Extracted data entries
════════════════════

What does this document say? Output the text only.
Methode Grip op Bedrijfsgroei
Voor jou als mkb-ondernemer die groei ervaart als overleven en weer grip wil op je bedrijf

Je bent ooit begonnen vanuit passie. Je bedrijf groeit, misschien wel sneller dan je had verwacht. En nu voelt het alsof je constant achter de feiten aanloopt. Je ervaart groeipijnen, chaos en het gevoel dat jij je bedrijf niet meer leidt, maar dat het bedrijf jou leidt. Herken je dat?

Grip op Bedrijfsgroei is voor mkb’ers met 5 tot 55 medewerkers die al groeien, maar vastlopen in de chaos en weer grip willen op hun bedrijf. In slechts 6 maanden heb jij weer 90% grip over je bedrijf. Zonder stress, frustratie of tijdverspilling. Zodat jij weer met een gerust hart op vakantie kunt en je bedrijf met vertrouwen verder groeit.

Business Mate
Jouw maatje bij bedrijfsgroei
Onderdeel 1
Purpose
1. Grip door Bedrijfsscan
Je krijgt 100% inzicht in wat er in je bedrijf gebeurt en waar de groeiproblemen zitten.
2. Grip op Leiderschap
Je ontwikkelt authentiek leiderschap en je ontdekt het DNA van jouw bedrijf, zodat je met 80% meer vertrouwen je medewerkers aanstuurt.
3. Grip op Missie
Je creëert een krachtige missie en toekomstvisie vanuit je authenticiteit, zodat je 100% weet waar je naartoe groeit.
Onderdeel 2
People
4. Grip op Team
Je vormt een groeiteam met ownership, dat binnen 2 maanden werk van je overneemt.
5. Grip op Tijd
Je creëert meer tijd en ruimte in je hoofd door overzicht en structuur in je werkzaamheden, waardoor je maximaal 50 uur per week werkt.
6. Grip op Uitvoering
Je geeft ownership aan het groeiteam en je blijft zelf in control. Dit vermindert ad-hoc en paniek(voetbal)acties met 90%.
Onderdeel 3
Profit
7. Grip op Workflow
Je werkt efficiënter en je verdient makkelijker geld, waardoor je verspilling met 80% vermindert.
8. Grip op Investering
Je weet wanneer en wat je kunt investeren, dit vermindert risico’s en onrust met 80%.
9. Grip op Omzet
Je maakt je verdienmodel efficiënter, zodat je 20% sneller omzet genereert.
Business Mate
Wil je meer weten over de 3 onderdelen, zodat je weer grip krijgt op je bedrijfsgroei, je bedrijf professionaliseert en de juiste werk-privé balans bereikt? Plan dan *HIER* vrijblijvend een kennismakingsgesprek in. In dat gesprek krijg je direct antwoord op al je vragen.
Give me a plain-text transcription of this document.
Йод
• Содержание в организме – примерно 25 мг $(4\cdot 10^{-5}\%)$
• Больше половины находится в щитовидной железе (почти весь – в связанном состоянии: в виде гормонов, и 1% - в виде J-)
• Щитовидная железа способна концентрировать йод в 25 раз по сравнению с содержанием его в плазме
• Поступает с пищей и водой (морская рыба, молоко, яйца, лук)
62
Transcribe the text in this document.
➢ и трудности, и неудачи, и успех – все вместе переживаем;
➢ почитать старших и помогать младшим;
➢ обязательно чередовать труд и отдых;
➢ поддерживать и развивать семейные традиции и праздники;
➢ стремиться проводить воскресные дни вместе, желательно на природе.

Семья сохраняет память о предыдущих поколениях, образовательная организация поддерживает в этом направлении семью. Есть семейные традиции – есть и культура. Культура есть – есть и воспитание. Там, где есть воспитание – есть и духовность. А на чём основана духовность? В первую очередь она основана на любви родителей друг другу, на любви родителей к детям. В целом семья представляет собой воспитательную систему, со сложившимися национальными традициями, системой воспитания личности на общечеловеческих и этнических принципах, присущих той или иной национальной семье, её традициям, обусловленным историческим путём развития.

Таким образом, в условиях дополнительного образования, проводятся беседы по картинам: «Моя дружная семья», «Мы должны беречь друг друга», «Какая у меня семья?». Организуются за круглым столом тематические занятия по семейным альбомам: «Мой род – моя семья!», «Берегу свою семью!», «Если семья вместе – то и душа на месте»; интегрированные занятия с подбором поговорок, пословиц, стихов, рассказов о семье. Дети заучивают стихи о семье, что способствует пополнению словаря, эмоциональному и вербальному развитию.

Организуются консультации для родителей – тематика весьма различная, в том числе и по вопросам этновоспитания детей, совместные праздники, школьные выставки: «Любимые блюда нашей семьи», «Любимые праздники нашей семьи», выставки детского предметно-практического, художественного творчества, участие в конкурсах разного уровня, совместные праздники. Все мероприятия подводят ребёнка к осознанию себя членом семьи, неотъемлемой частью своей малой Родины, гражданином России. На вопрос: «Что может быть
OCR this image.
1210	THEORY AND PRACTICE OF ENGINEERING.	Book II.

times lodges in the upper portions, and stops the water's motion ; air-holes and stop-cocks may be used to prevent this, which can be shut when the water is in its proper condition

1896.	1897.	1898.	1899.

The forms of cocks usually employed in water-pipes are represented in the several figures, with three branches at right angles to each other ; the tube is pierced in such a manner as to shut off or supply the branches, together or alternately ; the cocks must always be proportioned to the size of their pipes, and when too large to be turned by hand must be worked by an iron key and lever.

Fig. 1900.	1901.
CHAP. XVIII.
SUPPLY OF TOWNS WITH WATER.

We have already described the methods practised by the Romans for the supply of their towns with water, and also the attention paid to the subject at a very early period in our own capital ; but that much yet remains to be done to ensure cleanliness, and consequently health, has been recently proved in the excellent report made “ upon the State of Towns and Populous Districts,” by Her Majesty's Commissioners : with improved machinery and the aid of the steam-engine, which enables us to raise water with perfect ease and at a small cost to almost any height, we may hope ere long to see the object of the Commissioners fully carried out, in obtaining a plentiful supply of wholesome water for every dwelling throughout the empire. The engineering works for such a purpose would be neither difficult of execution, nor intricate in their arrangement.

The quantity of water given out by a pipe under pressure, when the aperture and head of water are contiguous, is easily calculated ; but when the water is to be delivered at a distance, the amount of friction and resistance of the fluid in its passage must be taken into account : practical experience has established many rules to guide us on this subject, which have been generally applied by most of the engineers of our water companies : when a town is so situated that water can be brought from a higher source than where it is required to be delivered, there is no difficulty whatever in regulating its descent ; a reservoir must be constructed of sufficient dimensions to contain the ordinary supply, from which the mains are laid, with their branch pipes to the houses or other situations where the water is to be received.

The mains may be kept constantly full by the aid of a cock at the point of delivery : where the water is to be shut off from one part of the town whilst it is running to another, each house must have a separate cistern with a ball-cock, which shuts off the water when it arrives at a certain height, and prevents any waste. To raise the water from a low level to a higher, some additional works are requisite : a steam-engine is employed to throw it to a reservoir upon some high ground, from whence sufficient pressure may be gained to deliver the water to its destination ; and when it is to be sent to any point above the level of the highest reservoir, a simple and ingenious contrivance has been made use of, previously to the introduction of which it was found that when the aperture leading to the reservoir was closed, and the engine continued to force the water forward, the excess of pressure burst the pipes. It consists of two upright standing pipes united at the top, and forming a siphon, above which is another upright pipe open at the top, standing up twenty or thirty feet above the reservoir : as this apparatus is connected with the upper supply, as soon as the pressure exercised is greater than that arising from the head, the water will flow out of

════════════════════

Problem requirements: Extract every entry above as it appears.

Reply to the task:
What does this document say? Output the text only.
Methode Grip op Bedrijfsgroei
Voor jou als mkb-ondernemer die groei ervaart als overleven en weer grip wil op je bedrijf

Je bent ooit begonnen vanuit passie. Je bedrijf groeit, misschien wel sneller dan je had verwacht. En nu voelt het alsof je constant achter de feiten aanloopt. Je ervaart groeipijnen, chaos en het gevoel dat jij je bedrijf niet meer leidt, maar dat het bedrijf jou leidt. Herken je dat?

Grip op Bedrijfsgroei is voor mkb’ers met 5 tot 55 medewerkers die al groeien, maar vastlopen in de chaos en weer grip willen op hun bedrijf. In slechts 6 maanden heb jij weer 90% grip over je bedrijf. Zonder stress, frustratie of tijdverspilling. Zodat jij weer met een gerust hart op vakantie kunt en je bedrijf met vertrouwen verder groeit.

Business Mate
Jouw maatje bij bedrijfsgroei
Onderdeel 1
Purpose
1. Grip door Bedrijfsscan
Je krijgt 100% inzicht in wat er in je bedrijf gebeurt en waar de groeiproblemen zitten.
2. Grip op Leiderschap
Je ontwikkelt authentiek leiderschap en je ontdekt het DNA van jouw bedrijf, zodat je met 80% meer vertrouwen je medewerkers aanstuurt.
3. Grip op Missie
Je creëert een krachtige missie en toekomstvisie vanuit je authenticiteit, zodat je 100% weet waar je naartoe groeit.
Onderdeel 2
People
4. Grip op Team
Je vormt een groeiteam met ownership, dat binnen 2 maanden werk van je overneemt.
5. Grip op Tijd
Je creëert meer tijd en ruimte in je hoofd door overzicht en structuur in je werkzaamheden, waardoor je maximaal 50 uur per week werkt.
6. Grip op Uitvoering
Je geeft ownership aan het groeiteam en je blijft zelf in control. Dit vermindert ad-hoc en paniek(voetbal)acties met 90%.
Onderdeel 3
Profit
7. Grip op Workflow
Je werkt efficiënter en je verdient makkelijker geld, waardoor je verspilling met 80% vermindert.
8. Grip op Investering
Je weet wanneer en wat je kunt investeren, dit vermindert risico’s en onrust met 80%.
9. Grip op Omzet
Je maakt je verdienmodel efficiënter, zodat je 20% sneller omzet genereert.
Business Mate
Wil je meer weten over de 3 onderdelen, zodat je weer grip krijgt op je bedrijfsgroei, je bedrijf professionaliseert en de juiste werk-privé balans bereikt? Plan dan *HIER* vrijblijvend een kennismakingsgesprek in. In dat gesprek krijg je direct antwoord op al je vragen.
Give me a plain-text transcription of this document.
Йод
• Содержание в организме – примерно 25 мг $(4\cdot 10^{-5}\%)$
• Больше половины находится в щитовидной железе (почти весь – в связанном состоянии: в виде гормонов, и 1% - в виде J-)
• Щитовидная железа способна концентрировать йод в 25 раз по сравнению с содержанием его в плазме
• Поступает с пищей и водой (морская рыба, молоко, яйца, лук)
62
Transcribe the text in this document.
➢ и трудности, и неудачи, и успех – все вместе переживаем;
➢ почитать старших и помогать младшим;
➢ обязательно чередовать труд и отдых;
➢ поддерживать и развивать семейные традиции и праздники;
➢ стремиться проводить воскресные дни вместе, желательно на природе.

Семья сохраняет память о предыдущих поколениях, образовательная организация поддерживает в этом направлении семью. Есть семейные традиции – есть и культура. Культура есть – есть и воспитание. Там, где есть воспитание – есть и духовность. А на чём основана духовность? В первую очередь она основана на любви родителей друг другу, на любви родителей к детям. В целом семья представляет собой воспитательную систему, со сложившимися национальными традициями, системой воспитания личности на общечеловеческих и этнических принципах, присущих той или иной национальной семье, её традициям, обусловленным историческим путём развития.

Таким образом, в условиях дополнительного образования, проводятся беседы по картинам: «Моя дружная семья», «Мы должны беречь друг друга», «Какая у меня семья?». Организуются за круглым столом тематические занятия по семейным альбомам: «Мой род – моя семья!», «Берегу свою семью!», «Если семья вместе – то и душа на месте»; интегрированные занятия с подбором поговорок, пословиц, стихов, рассказов о семье. Дети заучивают стихи о семье, что способствует пополнению словаря, эмоциональному и вербальному развитию.

Организуются консультации для родителей – тематика весьма различная, в том числе и по вопросам этновоспитания детей, совместные праздники, школьные выставки: «Любимые блюда нашей семьи», «Любимые праздники нашей семьи», выставки детского предметно-практического, художественного творчества, участие в конкурсах разного уровня, совместные праздники. Все мероприятия подводят ребёнка к осознанию себя членом семьи, неотъемлемой частью своей малой Родины, гражданином России. На вопрос: «Что может быть
OCR this image.
1210	THEORY AND PRACTICE OF ENGINEERING.	Book II.

times lodges in the upper portions, and stops the water's motion ; air-holes and stop-cocks may be used to prevent this, which can be shut when the water is in its proper condition

1896.	1897.	1898.	1899.

The forms of cocks usually employed in water-pipes are represented in the several figures, with three branches at right angles to each other ; the tube is pierced in such a manner as to shut off or supply the branches, together or alternately ; the cocks must always be proportioned to the size of their pipes, and when too large to be turned by hand must be worked by an iron key and lever.

Fig. 1900.	1901.
CHAP. XVIII.
SUPPLY OF TOWNS WITH WATER.

We have already described the methods practised by the Romans for the supply of their towns with water, and also the attention paid to the subject at a very early period in our own capital ; but that much yet remains to be done to ensure cleanliness, and consequently health, has been recently proved in the excellent report made “ upon the State of Towns and Populous Districts,” by Her Majesty's Commissioners : with improved machinery and the aid of the steam-engine, which enables us to raise water with perfect ease and at a small cost to almost any height, we may hope ere long to see the object of the Commissioners fully carried out, in obtaining a plentiful supply of wholesome water for every dwelling throughout the empire. The engineering works for such a purpose would be neither difficult of execution, nor intricate in their arrangement.

The quantity of water given out by a pipe under pressure, when the aperture and head of water are contiguous, is easily calculated ; but when the water is to be delivered at a distance, the amount of friction and resistance of the fluid in its passage must be taken into account : practical experience has established many rules to guide us on this subject, which have been generally applied by most of the engineers of our water companies : when a town is so situated that water can be brought from a higher source than where it is required to be delivered, there is no difficulty whatever in regulating its descent ; a reservoir must be constructed of sufficient dimensions to contain the ordinary supply, from which the mains are laid, with their branch pipes to the houses or other situations where the water is to be received.

The mains may be kept constantly full by the aid of a cock at the point of delivery : where the water is to be shut off from one part of the town whilst it is running to another, each house must have a separate cistern with a ball-cock, which shuts off the water when it arrives at a certain height, and prevents any waste. To raise the water from a low level to a higher, some additional works are requisite : a steam-engine is employed to throw it to a reservoir upon some high ground, from whence sufficient pressure may be gained to deliver the water to its destination ; and when it is to be sent to any point above the level of the highest reservoir, a simple and ingenious contrivance has been made use of, previously to the introduction of which it was found that when the aperture leading to the reservoir was closed, and the engine continued to force the water forward, the excess of pressure burst the pipes. It consists of two upright standing pipes united at the top, and forming a siphon, above which is another upright pipe open at the top, standing up twenty or thirty feet above the reservoir : as this apparatus is connected with the upper supply, as soon as the pressure exercised is greater than that arising from the head, the water will flow out of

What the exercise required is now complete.